Dataset items:
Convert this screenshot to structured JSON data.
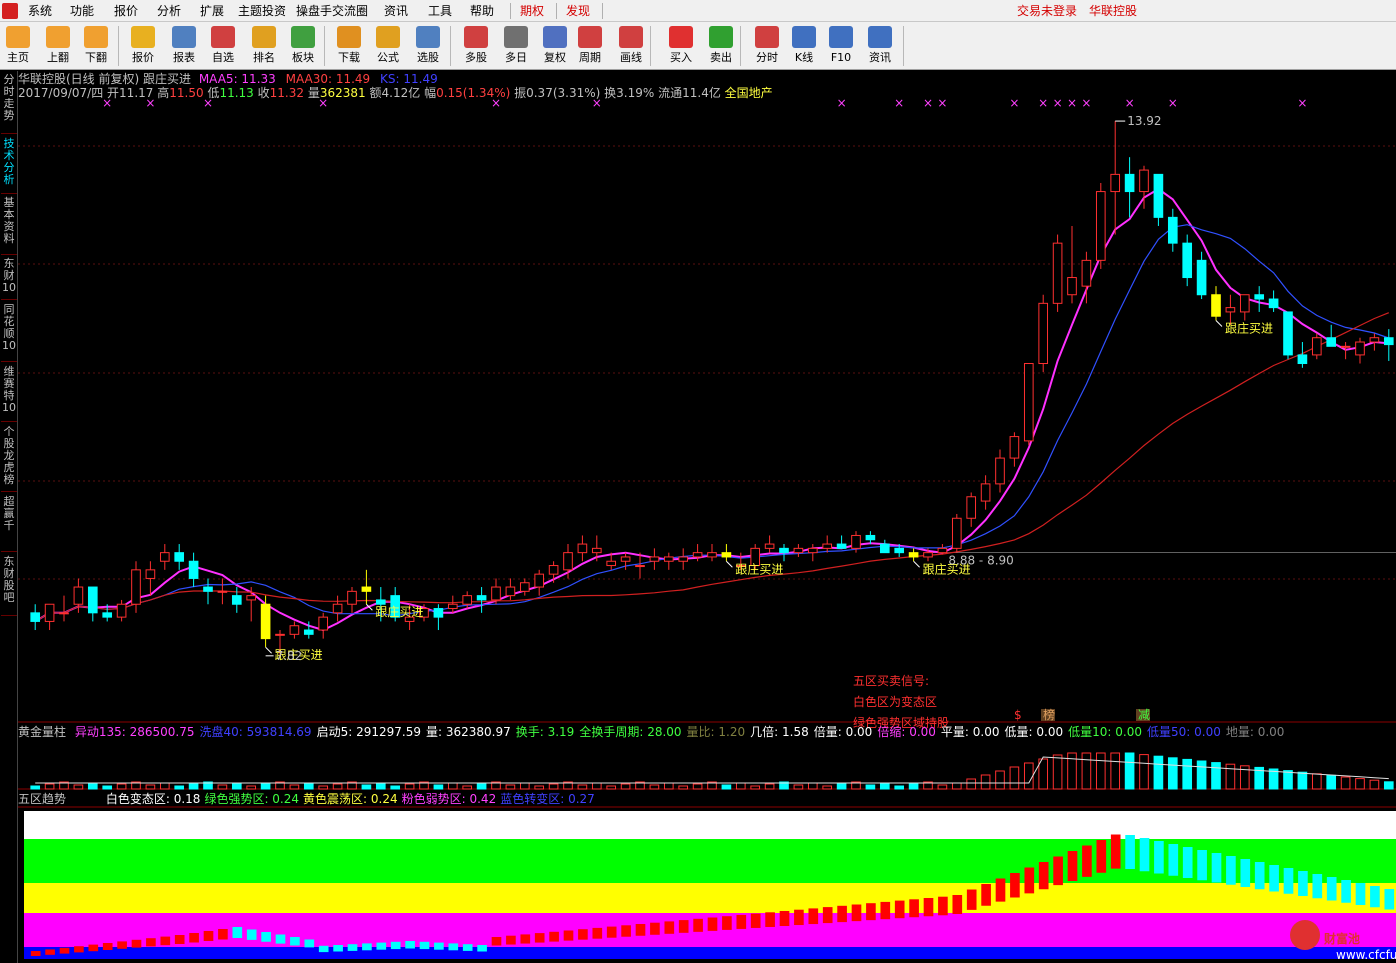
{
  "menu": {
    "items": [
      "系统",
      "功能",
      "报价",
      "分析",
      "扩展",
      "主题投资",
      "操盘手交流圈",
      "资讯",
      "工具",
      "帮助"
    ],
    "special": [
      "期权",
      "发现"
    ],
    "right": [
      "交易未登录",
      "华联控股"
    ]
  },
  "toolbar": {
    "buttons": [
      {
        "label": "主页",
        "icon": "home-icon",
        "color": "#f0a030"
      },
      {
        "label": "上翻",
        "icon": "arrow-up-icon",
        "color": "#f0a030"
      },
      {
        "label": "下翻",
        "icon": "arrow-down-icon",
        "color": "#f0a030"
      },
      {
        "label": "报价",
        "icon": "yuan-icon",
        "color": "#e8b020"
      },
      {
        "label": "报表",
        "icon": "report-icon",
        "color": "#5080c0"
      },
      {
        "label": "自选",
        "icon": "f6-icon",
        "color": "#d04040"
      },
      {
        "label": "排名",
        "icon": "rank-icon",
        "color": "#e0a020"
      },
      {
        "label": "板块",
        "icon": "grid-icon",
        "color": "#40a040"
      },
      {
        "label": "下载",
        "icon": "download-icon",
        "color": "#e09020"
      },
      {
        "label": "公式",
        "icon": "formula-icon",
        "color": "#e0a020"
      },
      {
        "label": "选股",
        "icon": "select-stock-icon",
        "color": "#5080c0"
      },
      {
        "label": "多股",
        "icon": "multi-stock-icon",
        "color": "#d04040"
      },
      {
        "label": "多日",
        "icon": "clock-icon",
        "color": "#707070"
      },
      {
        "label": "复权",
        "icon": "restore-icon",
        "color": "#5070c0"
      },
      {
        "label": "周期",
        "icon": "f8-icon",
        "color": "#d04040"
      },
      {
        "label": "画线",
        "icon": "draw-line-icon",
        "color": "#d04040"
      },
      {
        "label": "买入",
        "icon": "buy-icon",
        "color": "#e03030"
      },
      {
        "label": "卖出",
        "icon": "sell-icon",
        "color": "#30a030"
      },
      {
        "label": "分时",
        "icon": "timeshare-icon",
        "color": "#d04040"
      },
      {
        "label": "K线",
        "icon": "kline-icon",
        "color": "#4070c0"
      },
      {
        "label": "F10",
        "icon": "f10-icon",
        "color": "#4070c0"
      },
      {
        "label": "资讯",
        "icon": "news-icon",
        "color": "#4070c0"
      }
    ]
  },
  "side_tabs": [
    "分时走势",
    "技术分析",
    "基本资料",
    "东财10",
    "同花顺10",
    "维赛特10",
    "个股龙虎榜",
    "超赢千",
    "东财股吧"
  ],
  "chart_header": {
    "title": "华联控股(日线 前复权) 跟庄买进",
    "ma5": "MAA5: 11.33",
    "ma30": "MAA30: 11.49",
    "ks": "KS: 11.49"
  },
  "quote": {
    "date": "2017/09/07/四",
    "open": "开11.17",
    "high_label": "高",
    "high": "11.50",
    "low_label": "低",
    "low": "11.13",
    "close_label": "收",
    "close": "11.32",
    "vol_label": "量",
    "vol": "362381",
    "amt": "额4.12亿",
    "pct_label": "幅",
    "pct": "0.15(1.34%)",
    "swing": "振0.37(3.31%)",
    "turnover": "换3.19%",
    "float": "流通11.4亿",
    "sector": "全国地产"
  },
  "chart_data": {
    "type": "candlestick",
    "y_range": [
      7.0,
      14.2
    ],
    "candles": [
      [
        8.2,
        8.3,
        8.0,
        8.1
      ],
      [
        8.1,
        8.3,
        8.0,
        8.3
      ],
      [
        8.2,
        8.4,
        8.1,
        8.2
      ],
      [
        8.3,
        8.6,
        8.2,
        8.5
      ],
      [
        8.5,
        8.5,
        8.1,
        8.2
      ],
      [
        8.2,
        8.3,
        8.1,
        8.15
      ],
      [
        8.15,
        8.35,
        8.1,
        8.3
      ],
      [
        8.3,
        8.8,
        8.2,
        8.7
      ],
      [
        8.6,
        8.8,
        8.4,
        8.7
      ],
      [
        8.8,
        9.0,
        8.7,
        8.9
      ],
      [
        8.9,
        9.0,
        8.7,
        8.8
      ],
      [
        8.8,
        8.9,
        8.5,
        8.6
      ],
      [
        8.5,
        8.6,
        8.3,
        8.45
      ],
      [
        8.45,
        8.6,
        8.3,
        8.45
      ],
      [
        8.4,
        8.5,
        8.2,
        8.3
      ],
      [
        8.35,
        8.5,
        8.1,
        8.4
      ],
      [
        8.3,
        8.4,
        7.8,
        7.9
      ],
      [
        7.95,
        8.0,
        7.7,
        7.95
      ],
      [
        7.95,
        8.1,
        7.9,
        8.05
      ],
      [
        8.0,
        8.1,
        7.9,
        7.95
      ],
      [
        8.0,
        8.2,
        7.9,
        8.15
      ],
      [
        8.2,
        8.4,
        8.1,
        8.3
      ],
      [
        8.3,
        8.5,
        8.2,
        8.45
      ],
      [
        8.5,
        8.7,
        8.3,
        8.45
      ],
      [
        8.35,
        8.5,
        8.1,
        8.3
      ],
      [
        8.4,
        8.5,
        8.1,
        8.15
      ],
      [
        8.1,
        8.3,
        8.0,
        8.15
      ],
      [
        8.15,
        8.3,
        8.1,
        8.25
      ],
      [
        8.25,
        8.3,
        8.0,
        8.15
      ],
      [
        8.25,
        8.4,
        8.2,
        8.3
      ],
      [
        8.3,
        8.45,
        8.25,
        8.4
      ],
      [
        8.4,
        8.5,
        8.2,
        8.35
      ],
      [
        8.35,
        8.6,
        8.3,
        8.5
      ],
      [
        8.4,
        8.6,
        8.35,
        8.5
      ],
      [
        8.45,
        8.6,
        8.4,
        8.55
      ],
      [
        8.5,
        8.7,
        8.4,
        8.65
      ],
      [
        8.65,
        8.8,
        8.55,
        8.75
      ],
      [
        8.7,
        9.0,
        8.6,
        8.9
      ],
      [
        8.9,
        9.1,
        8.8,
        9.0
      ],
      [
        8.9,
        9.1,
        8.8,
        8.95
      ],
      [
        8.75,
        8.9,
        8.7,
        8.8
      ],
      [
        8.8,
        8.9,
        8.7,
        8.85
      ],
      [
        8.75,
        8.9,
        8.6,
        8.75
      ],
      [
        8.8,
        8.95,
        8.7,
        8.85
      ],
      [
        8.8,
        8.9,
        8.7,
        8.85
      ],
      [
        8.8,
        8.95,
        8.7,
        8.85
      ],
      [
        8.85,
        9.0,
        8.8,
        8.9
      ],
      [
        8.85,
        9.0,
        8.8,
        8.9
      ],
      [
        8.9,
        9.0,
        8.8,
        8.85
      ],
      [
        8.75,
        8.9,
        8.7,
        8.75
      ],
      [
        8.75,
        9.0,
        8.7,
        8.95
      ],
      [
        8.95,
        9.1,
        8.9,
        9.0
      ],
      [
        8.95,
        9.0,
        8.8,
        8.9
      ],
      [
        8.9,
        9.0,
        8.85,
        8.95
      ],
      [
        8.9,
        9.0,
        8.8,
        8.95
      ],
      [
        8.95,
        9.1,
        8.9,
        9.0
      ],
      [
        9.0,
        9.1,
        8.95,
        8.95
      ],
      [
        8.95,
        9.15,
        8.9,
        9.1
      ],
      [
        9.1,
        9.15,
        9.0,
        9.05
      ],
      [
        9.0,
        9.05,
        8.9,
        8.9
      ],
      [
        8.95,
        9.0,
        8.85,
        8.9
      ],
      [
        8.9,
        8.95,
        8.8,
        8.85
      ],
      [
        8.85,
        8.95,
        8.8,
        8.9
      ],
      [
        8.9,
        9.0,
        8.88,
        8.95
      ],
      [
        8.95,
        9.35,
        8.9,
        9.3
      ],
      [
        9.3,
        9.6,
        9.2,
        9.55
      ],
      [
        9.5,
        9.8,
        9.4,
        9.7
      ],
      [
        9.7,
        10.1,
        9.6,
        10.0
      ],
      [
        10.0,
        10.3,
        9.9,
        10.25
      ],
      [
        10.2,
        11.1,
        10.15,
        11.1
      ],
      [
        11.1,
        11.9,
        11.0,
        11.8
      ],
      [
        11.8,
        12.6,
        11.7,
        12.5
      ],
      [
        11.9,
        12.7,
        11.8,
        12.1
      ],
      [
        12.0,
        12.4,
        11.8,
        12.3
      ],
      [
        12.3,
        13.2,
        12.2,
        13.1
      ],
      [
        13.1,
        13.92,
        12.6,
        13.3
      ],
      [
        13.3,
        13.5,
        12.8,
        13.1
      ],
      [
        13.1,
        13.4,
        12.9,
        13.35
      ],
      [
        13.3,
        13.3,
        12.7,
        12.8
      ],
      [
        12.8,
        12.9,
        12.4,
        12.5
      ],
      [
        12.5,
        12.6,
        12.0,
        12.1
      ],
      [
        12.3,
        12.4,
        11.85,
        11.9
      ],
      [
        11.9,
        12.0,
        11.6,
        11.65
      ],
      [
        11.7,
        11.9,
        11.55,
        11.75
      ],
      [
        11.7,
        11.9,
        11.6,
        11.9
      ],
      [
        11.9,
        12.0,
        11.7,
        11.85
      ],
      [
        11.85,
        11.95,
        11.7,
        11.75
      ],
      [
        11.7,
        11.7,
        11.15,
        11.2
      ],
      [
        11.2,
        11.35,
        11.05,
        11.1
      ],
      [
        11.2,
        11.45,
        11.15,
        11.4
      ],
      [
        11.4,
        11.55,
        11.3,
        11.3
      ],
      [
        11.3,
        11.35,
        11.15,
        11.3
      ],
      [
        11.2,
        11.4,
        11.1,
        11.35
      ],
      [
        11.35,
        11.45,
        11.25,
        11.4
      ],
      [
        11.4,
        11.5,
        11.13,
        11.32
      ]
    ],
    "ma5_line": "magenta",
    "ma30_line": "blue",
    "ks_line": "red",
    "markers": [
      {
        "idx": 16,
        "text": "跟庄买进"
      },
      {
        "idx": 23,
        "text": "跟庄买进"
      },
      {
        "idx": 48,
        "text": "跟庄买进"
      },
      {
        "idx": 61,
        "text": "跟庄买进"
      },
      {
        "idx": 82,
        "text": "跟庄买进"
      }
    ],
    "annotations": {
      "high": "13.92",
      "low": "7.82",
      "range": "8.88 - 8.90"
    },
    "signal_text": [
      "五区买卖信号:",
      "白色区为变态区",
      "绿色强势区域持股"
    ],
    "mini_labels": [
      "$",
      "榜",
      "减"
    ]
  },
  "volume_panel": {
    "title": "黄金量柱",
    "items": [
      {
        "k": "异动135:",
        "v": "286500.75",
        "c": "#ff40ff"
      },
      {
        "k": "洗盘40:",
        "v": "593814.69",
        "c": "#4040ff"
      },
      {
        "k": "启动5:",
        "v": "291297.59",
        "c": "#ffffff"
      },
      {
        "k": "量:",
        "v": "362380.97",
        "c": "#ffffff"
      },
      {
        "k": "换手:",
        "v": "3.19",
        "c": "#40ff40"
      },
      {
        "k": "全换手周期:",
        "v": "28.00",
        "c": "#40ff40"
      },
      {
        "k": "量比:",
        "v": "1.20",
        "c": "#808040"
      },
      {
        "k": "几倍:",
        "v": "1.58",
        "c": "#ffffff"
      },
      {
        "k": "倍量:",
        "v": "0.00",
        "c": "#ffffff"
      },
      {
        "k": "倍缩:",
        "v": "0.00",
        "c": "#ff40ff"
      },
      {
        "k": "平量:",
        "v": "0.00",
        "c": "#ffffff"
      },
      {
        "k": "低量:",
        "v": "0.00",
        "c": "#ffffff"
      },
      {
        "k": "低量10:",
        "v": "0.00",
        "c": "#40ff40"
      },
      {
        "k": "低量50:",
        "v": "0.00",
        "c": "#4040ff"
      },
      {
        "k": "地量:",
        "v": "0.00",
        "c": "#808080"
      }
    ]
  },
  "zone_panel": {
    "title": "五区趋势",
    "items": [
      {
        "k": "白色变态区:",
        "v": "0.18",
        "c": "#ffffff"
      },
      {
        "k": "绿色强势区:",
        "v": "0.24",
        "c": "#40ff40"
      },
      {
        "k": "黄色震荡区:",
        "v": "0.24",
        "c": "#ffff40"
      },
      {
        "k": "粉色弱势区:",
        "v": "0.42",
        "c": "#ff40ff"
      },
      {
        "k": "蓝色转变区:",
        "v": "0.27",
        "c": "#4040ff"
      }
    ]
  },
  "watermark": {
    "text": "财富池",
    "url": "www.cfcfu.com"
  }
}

Requirement: Using the listing above, pull out all lines that hold the word "arrow".

Solution to this exercise:
        "icon": "arrow-up-icon",
        "icon": "arrow-down-icon",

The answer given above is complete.